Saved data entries
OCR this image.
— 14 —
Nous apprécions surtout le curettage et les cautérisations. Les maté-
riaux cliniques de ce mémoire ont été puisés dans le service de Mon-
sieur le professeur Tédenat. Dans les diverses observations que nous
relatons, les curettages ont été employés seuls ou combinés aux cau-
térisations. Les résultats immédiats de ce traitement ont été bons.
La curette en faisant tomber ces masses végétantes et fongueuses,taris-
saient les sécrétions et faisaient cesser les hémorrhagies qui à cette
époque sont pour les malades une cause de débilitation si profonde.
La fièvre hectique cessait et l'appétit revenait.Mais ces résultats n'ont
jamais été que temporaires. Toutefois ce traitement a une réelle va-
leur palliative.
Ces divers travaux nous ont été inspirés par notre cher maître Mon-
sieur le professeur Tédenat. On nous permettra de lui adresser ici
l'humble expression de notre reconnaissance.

§ **EXERCISE DIRECTIONS**: Extract all of the material exactly as it is written.

§ **SOLUTION FOR THIS EXERCISE**:
OCR this image.
— 14 —
Nous apprécions surtout le curettage et les cautérisations. Les maté-
riaux cliniques de ce mémoire ont été puisés dans le service de Mon-
sieur le professeur Tédenat. Dans les diverses observations que nous
relatons, les curettages ont été employés seuls ou combinés aux cau-
térisations. Les résultats immédiats de ce traitement ont été bons.
La curette en faisant tomber ces masses végétantes et fongueuses,taris-
saient les sécrétions et faisaient cesser les hémorrhagies qui à cette
époque sont pour les malades une cause de débilitation si profonde.
La fièvre hectique cessait et l'appétit revenait.Mais ces résultats n'ont
jamais été que temporaires. Toutefois ce traitement a une réelle va-
leur palliative.
Ces divers travaux nous ont été inspirés par notre cher maître Mon-
sieur le professeur Tédenat. On nous permettra de lui adresser ici
l'humble expression de notre reconnaissance.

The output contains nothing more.